▶ REQUIREMENT:
Identify every line in the records below that contains the word "para", and copy each of those lines.

▶ DATASET RECORDS:
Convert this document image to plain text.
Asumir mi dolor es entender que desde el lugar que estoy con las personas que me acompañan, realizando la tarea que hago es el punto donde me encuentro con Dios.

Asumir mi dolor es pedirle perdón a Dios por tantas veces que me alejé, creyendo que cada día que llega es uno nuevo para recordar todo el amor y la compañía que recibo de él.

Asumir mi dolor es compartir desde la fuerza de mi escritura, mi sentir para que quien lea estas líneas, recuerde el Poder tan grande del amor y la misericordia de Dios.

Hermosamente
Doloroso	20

▶ TASK ANSWER:
Asumir mi dolor es pedirle perdón a Dios por tantas veces que me alejé, creyendo que cada día que llega es uno nuevo para recordar todo el amor y la compañía que recibo de él.
Asumir mi dolor es compartir desde la fuerza de mi escritura, mi sentir para que quien lea estas líneas, recuerde el Poder tan grande del amor y la misericordia de Dios.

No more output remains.